Goal ▸
Lines that hold the word "content" should be located and copied.

[Data tied to figure images]
┄┄┄┄┄┄
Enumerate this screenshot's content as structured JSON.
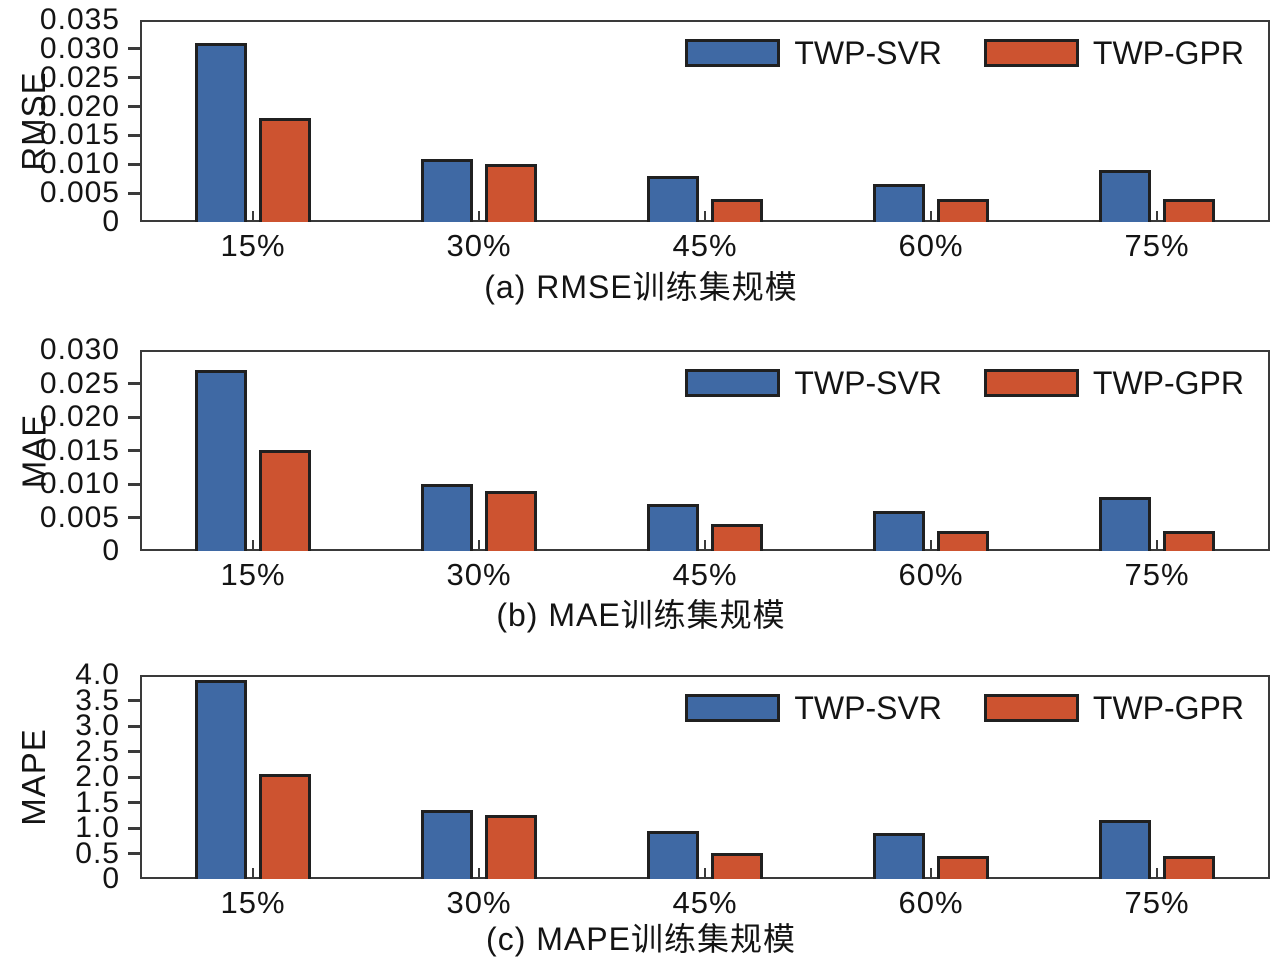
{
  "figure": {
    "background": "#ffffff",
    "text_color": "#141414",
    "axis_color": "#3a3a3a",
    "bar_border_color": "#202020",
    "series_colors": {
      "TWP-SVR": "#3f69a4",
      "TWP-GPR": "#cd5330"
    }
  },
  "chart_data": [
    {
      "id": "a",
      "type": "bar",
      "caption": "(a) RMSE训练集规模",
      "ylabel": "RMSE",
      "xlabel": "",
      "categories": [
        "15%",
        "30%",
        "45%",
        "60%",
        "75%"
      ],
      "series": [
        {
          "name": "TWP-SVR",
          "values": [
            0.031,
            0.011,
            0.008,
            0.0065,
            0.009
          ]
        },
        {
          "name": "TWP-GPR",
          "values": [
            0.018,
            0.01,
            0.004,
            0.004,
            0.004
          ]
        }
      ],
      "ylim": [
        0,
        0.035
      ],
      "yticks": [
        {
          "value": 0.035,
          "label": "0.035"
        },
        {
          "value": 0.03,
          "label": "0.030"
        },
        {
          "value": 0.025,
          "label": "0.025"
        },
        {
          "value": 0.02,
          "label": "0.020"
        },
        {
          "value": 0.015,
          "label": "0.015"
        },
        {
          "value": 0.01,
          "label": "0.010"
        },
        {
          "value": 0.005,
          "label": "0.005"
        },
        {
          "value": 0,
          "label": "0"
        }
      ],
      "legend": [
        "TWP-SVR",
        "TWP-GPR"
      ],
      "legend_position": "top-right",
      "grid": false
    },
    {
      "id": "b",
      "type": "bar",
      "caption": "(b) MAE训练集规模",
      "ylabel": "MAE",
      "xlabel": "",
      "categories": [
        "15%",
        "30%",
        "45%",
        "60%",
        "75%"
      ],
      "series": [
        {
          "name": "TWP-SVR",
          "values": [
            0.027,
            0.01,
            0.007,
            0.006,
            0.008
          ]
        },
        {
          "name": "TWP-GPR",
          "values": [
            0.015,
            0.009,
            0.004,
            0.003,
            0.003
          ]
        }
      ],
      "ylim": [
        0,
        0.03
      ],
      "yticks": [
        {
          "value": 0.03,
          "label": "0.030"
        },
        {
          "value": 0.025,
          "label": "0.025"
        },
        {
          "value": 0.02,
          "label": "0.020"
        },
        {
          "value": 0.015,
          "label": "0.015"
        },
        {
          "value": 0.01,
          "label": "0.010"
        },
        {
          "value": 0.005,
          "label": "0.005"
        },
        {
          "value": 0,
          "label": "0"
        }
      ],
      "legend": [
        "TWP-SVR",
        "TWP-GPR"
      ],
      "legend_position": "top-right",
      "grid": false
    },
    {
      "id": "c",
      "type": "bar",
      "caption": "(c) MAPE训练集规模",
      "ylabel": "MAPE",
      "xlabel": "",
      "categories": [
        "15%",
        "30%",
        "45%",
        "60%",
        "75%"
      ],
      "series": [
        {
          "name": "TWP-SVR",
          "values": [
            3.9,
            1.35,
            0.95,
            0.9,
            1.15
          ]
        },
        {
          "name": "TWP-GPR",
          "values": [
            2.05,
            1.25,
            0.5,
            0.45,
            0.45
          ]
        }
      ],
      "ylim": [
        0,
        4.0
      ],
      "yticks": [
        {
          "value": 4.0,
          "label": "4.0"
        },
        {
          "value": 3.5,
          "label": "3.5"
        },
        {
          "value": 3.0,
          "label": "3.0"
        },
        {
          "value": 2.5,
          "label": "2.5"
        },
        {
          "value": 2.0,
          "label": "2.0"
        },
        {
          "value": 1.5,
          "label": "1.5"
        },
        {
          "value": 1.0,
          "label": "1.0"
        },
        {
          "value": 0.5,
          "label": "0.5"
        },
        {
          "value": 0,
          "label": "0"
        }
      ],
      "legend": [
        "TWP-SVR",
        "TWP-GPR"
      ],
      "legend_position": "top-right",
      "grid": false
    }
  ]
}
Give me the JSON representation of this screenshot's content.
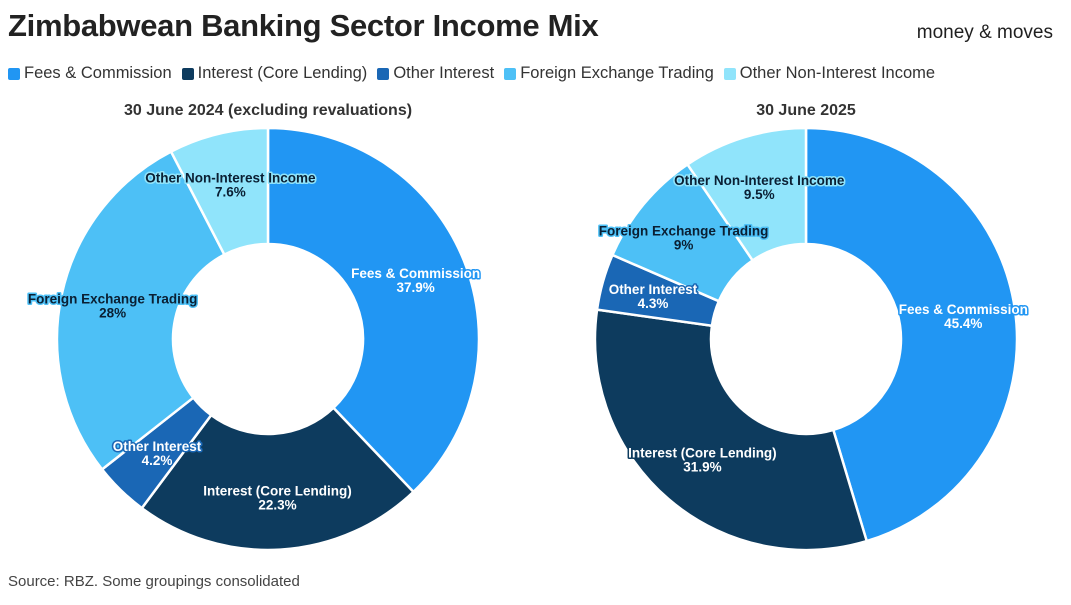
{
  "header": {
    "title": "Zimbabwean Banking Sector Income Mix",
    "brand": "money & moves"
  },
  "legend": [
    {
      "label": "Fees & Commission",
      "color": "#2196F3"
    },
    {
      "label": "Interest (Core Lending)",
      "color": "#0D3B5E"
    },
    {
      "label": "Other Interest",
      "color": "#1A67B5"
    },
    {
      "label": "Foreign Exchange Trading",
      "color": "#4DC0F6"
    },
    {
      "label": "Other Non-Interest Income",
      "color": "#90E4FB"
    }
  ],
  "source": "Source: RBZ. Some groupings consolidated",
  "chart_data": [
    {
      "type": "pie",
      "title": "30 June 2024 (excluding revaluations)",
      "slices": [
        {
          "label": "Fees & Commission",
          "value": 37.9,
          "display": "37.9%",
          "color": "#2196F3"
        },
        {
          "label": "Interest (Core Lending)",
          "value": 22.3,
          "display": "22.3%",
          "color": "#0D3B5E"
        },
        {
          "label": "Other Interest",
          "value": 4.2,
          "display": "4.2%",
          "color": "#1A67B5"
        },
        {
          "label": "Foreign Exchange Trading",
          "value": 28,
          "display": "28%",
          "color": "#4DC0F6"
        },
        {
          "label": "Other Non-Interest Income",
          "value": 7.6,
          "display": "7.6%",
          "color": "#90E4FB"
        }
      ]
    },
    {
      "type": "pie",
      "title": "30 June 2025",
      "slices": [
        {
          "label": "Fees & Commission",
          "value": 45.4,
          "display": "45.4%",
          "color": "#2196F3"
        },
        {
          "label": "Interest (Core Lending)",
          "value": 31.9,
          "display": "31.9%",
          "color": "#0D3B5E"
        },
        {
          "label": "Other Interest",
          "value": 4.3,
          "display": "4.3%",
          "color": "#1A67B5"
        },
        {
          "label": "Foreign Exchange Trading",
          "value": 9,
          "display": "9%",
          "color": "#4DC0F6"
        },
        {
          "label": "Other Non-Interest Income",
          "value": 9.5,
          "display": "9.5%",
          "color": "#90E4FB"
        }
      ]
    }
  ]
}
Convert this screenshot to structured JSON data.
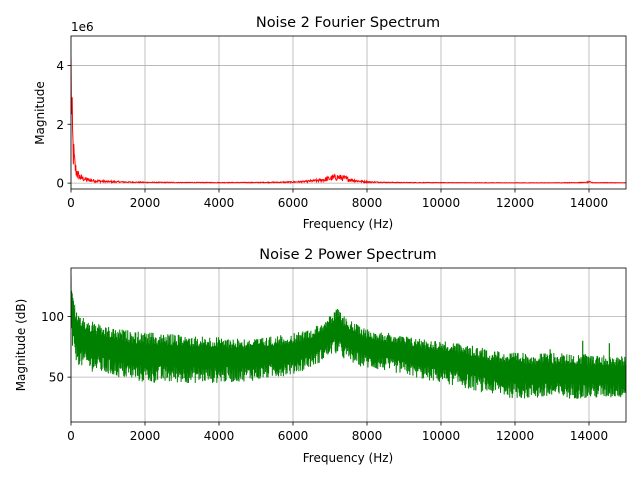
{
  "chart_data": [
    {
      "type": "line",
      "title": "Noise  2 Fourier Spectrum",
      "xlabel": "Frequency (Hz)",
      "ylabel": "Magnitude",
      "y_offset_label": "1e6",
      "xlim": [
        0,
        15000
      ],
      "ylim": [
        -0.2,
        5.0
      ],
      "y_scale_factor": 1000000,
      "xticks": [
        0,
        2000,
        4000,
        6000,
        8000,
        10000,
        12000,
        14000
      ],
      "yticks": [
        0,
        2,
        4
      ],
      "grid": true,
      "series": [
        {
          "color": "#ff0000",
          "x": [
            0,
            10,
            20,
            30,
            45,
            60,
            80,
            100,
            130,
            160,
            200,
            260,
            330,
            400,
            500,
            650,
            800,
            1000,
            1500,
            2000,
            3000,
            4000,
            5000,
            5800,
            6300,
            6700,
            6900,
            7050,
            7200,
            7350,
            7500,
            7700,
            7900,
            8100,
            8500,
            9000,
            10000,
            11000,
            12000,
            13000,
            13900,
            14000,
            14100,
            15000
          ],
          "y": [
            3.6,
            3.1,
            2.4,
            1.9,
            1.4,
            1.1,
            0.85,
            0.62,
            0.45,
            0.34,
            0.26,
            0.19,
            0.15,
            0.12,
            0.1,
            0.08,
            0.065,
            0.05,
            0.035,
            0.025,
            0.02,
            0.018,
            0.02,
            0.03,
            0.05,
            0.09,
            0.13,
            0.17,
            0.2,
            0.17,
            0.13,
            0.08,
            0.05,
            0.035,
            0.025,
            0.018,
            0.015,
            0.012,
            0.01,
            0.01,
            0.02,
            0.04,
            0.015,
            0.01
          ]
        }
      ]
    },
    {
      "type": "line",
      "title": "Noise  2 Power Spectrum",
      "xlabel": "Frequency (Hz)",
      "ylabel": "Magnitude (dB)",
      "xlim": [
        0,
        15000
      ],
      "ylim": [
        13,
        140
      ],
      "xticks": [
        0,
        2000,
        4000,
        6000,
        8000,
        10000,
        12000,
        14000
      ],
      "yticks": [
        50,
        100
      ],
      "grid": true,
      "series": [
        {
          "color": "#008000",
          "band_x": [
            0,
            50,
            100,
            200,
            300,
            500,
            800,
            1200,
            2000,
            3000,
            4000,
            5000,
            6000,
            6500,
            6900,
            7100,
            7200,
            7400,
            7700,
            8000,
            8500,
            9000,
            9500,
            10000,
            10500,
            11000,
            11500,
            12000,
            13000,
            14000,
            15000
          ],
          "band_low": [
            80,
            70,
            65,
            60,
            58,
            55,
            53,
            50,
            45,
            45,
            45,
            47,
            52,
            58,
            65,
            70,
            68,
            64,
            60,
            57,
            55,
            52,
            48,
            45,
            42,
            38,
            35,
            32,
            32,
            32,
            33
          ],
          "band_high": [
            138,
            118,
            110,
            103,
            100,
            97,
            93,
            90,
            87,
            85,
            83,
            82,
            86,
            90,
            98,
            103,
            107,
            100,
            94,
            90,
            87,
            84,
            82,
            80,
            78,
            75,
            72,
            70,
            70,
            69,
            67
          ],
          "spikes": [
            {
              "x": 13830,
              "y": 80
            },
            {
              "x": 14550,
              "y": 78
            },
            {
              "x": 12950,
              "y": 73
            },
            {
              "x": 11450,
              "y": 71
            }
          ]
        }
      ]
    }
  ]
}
┄┄┄┄┄┄
Solution to this problem ▸
Enumerate this screenshot's content as structured JSON.
Give me the JSON representation of this screenshot's content.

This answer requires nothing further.